**WORK TO COMPLETE**: According to the court judgment excerpt below, who would have been alerted if each of the two petitions had mentioned that a similar application was being brought in the other?

**TEXT SHOWN**:
Mr Kgatle’s petition was lodged without any indication that there would be
another
application dealing with the Pretoria claims. There was no reason why
the two petitions should not have been brought together.
As the two cases were
identical the only sensible procedure would have been to have one test case at
that stage of the proceedings.
If for some quirk the parties decided that there
should be two test cases to determine the fate of several identical matters,
they
should have lodged them together and drawn attention to this. They were
lodged without any reference to the extraordinary fact that
two identical cases
were being processed as a test for other identical cases. I would suggest that
the fault for the unfortunate
result in this case lies with the manner in which
the petitions were drafted and lodged and not with the procedure adopted in the
SCA. I would emphasise that if each of the petitions had mentioned that a
similar application was being brought in the other, the
Acting Chief Justice and
the judges in each panel would have been alerted to the fact that the two
applications should have been
considered together by the same
panel.
[22] In his dissenting judgment at para 43, Ncgobo J
states:
“I am not satisfied that it was unreasonable, in the absence of other publicly stated procedure which suggests otherwise, to have assumed that both petitions would first go to the Chief Justice who will thereafter allocate them as required by the Supreme Court Act.”
I would point
out that this case was not made by the applicant, either in his application to
this Court or in argument. I would add
that if Ngcobo J is suggesting that the
Chief Justice reads or is obliged to read all petitions for leave to appeal
before allocating
them to panels of two judges, I respectfully disagree. There
are a very substantial number of such petitions each year and it is
unlikely
that it would be possible for them all to be read and considered by the Chief
Justice. In any event this Court cannot make
such an assumption without
inviting the SCA to inform it of the procedure which is adopted. I must
emphasise that in this case neither
the system of allocation of petitions in the
SCA, nor the manner in which it was applied in this case was under attack and it
would
be inappropriate to say more about it.
[23] If there is merit in
the argument of the applicant, it would follow that the respondent would also
have cause for complaint.
Whilst it was the successful party in the case
against the applicant, it failed in the case against Mr Kgatle. Its case for
having
the order in the Kgatle case set aside would be no less compelling than
that of the applicant in having the order in his case disturbed.
This
illustrates, in my opinion, the fallacy in the attempt by the applicant to
attack the order made in his case by reference to
a later order made in
another.
[24] In my opinion, the proper interpretation of the provision
in section 9(1) that everyone has “the right to equal protection
and
benefit of the law”, cannot mean that where a final court of appeal
properly exercises a discretion, such exercise may
be subject to attack under
section 9(1). It is clear that the provision means that all persons in a
similar position must be afforded
the same right to access the courts and to the
same fair and just procedures with regard to such access. In this case both the
applicant
and Mr Kgatle had the right to petition the SCA and to have their
applications heard in the ordinary course. Those rights were duly
exercised by
both of them. I therefore respectfully disagree with Ngcobo J that the right to
equal protection requires equality of
outcome in matters where judicial
discretion is
exercised.2[5]
[25] I do not
wish to be understood as holding that section 9(1) should necessarily be
confined to matters of procedure and not substance.

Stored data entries
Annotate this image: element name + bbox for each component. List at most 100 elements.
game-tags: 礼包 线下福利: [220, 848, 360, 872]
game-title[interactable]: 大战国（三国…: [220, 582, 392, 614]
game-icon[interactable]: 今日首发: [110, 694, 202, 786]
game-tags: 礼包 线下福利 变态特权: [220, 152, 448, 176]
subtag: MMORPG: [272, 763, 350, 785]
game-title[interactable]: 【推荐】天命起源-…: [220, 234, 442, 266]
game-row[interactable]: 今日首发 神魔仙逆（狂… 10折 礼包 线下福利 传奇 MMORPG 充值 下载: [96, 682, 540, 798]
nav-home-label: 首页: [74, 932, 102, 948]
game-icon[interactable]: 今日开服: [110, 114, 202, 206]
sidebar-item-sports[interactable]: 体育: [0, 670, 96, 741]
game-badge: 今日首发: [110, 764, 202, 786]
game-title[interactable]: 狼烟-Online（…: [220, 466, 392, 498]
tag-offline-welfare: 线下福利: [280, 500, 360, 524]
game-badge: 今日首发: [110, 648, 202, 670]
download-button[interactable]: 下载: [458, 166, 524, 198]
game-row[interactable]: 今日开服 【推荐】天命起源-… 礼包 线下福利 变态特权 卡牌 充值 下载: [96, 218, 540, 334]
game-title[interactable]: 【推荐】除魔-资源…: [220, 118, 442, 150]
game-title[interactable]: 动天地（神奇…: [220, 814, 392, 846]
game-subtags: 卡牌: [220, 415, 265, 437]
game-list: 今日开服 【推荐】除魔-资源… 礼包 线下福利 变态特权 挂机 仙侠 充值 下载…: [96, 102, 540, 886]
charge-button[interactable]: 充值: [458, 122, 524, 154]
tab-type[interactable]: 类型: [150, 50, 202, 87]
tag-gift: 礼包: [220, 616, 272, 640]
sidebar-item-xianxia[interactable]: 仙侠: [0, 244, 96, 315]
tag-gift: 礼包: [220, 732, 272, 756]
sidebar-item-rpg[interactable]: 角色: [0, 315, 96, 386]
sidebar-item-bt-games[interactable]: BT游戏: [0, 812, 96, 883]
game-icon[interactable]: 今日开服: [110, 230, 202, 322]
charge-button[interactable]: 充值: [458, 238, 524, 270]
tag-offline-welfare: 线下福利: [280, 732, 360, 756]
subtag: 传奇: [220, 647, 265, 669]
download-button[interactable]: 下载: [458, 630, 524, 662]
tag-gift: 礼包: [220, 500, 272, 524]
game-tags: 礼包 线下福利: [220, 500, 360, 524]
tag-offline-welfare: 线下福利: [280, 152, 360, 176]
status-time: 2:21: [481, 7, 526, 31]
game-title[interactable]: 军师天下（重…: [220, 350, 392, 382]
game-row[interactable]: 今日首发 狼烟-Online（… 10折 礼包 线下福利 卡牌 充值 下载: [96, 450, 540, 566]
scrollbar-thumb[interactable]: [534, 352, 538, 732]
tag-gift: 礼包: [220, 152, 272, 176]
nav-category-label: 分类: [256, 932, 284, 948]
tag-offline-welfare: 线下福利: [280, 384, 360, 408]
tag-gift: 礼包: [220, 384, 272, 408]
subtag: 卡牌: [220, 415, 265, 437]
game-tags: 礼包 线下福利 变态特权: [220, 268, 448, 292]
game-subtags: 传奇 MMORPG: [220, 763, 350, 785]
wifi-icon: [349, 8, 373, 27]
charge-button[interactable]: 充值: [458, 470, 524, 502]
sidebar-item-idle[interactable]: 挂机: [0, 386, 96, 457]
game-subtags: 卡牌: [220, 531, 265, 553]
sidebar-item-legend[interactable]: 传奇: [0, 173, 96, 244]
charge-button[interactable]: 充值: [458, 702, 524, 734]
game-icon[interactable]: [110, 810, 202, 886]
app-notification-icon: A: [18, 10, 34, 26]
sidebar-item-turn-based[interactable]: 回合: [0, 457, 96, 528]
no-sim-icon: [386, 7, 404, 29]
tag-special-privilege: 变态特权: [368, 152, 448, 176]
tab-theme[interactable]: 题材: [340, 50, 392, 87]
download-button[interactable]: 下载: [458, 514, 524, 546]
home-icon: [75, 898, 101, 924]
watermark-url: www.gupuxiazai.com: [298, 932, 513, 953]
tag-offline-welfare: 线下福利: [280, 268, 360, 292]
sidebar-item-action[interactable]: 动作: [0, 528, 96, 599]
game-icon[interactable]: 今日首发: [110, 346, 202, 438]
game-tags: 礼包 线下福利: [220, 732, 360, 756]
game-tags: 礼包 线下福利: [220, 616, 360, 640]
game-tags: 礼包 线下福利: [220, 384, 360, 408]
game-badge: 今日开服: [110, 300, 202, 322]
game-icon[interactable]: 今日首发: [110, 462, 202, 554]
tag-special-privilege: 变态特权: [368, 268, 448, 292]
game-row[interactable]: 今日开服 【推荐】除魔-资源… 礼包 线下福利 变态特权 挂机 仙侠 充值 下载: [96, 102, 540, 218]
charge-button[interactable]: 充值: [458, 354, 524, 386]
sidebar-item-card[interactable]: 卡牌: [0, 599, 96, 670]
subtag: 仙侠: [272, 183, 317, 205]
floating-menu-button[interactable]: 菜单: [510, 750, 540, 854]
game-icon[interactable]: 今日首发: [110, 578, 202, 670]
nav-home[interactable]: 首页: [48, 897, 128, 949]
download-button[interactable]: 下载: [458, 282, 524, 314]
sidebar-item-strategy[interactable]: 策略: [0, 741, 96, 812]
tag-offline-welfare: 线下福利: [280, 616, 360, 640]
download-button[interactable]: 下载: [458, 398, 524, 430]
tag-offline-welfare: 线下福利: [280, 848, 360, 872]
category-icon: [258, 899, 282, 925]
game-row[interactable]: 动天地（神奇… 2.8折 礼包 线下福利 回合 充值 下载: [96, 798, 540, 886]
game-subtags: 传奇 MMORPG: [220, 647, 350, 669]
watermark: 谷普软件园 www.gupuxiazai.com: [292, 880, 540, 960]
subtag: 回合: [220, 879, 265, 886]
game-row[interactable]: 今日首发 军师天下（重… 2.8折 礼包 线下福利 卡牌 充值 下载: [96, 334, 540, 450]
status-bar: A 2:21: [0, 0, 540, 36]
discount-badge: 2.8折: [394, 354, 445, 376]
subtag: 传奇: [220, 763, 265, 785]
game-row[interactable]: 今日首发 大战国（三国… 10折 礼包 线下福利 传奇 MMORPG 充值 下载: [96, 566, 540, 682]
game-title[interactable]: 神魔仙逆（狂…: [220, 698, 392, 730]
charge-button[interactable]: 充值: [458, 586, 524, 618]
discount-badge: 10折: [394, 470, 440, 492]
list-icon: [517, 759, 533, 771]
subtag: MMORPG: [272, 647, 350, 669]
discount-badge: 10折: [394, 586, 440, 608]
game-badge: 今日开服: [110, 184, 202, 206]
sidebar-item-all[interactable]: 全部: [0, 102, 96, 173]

**REPLY TO THE TASK**: The Acting Chief Justice and the judges in each panel.